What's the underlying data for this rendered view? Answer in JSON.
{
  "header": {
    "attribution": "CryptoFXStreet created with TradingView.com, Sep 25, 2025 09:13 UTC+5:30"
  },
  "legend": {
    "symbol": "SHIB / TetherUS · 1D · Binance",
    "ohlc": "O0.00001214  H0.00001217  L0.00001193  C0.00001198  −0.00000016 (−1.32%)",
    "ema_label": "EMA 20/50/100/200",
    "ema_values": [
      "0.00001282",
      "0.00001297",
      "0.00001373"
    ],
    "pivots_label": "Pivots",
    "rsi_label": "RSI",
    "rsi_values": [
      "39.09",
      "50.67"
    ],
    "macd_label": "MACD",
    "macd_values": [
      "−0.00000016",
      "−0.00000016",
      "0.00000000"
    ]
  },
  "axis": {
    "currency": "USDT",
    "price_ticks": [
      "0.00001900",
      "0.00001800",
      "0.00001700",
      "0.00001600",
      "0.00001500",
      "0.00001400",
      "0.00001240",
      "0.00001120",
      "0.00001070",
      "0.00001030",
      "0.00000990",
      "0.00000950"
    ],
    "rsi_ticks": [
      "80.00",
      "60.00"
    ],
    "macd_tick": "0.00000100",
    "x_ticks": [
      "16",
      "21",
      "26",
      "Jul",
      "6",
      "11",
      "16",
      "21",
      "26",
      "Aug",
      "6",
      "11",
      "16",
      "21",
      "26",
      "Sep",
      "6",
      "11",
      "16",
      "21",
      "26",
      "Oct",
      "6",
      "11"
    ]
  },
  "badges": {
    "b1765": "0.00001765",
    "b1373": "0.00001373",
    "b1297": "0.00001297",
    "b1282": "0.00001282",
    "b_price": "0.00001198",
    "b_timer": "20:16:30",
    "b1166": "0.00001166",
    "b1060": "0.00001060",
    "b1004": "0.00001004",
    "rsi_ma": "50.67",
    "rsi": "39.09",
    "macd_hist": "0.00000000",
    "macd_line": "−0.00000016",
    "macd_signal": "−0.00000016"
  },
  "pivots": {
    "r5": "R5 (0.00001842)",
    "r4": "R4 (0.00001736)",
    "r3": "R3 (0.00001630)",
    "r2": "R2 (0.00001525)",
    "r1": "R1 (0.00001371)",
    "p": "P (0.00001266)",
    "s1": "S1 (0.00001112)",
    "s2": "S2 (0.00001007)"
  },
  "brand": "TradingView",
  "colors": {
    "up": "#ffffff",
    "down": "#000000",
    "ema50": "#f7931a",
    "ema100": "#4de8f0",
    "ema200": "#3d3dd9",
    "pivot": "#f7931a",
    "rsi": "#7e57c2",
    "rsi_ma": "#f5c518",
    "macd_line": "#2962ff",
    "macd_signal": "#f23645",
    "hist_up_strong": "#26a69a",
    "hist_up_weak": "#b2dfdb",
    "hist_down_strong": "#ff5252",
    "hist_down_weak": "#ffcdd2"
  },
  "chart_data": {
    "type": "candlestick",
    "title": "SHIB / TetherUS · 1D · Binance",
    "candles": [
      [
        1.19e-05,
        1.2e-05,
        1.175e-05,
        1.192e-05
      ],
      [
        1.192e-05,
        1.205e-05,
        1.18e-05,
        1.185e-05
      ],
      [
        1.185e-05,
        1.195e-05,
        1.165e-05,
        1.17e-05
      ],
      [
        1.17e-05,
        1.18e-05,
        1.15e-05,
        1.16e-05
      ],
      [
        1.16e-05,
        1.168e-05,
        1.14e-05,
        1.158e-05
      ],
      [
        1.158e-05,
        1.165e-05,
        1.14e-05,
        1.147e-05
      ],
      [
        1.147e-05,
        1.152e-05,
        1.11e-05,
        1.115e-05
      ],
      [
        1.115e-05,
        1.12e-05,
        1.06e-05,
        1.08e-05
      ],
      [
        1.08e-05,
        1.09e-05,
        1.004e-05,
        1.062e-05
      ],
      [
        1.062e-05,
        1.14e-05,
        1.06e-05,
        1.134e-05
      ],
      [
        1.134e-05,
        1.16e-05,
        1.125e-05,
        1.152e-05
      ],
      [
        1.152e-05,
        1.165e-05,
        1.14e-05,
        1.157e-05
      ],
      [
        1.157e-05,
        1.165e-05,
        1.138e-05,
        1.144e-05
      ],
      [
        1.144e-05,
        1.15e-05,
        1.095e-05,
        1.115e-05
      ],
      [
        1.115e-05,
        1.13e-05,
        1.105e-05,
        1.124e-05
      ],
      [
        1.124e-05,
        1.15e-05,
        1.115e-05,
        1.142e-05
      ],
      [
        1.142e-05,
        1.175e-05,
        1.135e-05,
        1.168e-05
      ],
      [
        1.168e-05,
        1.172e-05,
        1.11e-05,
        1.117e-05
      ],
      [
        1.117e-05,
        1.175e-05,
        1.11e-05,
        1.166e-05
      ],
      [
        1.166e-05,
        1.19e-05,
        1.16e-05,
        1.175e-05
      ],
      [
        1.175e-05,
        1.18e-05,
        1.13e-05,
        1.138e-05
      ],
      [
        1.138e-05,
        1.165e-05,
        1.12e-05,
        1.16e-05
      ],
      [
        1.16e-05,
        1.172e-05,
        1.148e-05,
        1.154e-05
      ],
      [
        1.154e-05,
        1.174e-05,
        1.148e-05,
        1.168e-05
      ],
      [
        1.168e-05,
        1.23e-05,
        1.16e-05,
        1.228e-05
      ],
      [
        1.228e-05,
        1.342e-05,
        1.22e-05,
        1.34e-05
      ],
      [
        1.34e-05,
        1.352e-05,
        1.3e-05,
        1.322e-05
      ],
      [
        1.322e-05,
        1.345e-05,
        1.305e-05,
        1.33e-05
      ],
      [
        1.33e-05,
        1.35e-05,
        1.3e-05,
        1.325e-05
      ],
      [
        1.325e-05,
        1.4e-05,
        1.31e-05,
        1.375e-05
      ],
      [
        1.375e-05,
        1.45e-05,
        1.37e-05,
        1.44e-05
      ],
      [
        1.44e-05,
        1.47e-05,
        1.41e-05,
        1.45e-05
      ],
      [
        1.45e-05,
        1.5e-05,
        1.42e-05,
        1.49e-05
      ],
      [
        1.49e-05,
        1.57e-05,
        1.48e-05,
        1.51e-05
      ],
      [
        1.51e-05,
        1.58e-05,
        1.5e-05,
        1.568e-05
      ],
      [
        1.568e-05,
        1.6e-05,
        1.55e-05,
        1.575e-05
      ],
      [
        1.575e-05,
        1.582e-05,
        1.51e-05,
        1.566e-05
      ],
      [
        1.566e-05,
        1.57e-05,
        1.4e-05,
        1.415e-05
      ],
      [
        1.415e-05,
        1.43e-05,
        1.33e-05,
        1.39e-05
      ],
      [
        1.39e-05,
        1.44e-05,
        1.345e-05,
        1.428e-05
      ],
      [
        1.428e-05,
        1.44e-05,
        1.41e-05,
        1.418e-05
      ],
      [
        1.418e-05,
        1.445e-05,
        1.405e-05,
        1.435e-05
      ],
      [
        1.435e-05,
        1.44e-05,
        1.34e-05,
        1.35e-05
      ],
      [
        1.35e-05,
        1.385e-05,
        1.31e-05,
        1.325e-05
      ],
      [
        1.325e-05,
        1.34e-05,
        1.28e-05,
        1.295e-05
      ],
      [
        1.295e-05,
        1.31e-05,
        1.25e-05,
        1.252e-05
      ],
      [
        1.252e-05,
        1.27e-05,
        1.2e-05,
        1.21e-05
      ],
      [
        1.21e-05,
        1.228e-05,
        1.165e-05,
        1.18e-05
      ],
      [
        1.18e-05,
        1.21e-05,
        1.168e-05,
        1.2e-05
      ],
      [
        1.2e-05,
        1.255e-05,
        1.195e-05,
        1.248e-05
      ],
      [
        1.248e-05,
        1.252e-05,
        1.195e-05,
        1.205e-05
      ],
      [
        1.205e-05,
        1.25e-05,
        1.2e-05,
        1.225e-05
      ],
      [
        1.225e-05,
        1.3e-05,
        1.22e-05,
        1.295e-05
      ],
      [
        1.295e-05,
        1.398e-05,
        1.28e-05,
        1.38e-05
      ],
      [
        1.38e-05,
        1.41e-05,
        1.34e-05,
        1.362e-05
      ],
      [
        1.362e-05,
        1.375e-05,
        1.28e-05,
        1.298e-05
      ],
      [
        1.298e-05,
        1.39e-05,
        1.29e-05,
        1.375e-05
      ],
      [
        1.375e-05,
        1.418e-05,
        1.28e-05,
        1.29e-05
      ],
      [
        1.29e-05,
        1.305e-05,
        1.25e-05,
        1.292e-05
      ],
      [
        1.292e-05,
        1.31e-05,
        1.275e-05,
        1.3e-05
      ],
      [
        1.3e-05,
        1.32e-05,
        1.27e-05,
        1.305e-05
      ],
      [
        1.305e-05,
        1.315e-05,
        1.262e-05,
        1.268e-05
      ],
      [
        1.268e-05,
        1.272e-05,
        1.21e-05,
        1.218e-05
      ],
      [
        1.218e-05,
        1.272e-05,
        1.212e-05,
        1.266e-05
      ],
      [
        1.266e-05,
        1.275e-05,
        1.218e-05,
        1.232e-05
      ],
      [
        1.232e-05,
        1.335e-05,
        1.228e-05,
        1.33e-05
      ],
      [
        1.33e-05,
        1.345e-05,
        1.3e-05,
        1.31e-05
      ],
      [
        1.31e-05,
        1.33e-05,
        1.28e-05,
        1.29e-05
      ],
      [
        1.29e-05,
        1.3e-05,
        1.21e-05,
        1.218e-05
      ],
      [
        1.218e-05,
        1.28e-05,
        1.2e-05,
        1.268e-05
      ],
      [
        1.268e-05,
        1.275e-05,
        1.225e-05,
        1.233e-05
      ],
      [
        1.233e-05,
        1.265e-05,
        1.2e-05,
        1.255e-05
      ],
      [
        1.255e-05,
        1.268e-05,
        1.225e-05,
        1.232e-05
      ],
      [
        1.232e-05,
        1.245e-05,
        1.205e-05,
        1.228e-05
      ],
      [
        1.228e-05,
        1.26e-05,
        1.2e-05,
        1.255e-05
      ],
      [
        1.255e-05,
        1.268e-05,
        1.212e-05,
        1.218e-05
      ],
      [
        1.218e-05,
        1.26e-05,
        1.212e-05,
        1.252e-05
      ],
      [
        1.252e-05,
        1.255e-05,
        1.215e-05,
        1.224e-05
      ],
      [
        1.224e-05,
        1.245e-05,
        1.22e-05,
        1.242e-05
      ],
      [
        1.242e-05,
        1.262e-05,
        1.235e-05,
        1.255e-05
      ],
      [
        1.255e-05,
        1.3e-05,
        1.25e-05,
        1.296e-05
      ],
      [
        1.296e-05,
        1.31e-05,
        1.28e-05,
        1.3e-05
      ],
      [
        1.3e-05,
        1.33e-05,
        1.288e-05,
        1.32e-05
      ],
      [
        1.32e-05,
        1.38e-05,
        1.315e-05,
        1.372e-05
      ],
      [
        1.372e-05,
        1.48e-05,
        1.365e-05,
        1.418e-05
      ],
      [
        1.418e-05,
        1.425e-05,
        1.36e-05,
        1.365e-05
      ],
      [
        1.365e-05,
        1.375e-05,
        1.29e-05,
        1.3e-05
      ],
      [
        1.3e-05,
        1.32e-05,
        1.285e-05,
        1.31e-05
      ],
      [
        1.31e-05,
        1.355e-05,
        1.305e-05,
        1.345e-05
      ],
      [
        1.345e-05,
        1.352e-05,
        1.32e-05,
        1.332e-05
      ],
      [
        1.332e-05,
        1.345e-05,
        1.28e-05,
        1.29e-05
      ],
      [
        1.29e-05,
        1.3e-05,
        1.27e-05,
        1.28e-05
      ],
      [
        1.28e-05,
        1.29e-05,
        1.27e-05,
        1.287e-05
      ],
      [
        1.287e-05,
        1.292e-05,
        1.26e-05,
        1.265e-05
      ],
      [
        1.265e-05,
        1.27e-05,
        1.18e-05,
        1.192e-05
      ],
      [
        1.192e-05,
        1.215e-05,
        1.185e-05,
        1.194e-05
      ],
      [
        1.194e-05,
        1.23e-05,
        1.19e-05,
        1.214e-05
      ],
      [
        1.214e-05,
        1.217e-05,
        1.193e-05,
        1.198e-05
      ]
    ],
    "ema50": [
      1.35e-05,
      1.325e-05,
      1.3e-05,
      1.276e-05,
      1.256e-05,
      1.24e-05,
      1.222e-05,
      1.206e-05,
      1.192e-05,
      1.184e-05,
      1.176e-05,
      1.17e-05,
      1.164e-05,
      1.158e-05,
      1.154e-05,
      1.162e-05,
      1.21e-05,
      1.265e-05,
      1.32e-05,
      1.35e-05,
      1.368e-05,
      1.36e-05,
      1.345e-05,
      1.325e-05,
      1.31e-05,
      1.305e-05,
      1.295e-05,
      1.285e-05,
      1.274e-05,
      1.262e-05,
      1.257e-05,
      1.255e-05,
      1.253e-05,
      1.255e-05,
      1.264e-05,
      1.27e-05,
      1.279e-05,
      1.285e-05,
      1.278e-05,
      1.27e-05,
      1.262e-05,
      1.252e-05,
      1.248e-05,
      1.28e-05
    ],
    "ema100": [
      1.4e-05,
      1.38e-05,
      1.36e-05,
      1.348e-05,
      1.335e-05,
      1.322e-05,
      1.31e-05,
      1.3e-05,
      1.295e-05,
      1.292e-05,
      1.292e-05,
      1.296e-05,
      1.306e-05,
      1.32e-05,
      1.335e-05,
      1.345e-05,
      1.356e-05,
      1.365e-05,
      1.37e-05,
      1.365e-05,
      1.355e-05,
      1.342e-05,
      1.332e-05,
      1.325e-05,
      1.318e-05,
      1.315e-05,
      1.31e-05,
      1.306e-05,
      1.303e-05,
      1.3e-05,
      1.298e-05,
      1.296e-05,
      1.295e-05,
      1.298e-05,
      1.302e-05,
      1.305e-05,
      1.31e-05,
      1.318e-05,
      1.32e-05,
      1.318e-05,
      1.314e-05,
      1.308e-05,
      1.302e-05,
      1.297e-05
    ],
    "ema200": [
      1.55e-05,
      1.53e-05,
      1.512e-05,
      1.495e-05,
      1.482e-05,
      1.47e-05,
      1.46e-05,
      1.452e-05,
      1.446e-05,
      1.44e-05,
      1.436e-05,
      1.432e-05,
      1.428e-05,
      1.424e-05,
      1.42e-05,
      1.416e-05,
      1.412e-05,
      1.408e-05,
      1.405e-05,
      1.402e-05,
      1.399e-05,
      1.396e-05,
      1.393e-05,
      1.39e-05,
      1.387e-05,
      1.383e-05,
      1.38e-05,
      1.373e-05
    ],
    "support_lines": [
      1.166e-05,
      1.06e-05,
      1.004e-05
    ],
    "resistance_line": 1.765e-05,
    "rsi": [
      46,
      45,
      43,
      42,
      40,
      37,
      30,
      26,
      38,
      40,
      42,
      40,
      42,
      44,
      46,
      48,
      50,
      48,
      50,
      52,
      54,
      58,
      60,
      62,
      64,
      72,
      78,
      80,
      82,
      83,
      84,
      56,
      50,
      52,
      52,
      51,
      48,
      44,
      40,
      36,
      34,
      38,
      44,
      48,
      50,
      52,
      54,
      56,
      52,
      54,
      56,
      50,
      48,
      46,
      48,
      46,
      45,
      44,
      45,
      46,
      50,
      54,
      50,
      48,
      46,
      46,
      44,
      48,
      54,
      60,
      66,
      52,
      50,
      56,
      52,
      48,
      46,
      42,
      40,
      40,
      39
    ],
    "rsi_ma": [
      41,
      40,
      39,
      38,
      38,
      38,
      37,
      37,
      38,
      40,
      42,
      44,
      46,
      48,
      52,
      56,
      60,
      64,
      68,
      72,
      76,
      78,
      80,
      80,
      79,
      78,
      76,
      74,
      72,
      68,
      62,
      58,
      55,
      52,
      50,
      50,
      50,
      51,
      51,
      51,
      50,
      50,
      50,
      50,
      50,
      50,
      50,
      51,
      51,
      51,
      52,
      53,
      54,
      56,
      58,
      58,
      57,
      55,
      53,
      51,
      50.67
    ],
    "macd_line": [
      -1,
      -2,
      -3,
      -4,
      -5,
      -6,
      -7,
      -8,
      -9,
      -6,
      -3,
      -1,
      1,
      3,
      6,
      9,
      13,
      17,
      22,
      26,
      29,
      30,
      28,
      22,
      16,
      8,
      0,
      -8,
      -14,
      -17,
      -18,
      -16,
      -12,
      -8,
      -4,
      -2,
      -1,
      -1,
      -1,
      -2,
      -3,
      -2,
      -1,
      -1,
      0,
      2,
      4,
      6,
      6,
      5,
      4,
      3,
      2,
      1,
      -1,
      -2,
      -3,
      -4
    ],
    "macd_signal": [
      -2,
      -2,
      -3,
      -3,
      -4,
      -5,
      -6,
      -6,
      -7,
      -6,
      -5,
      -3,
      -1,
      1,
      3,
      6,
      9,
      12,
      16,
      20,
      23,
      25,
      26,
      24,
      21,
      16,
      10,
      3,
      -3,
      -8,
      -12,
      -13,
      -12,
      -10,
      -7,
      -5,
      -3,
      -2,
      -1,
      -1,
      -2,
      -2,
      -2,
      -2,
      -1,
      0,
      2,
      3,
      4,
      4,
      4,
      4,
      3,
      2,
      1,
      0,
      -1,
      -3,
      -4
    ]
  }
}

### Task objective
In the material above, find the lines that contain "Binance" and show them.

### Final result
    "symbol": "SHIB / TetherUS · 1D · Binance",
    "title": "SHIB / TetherUS · 1D · Binance",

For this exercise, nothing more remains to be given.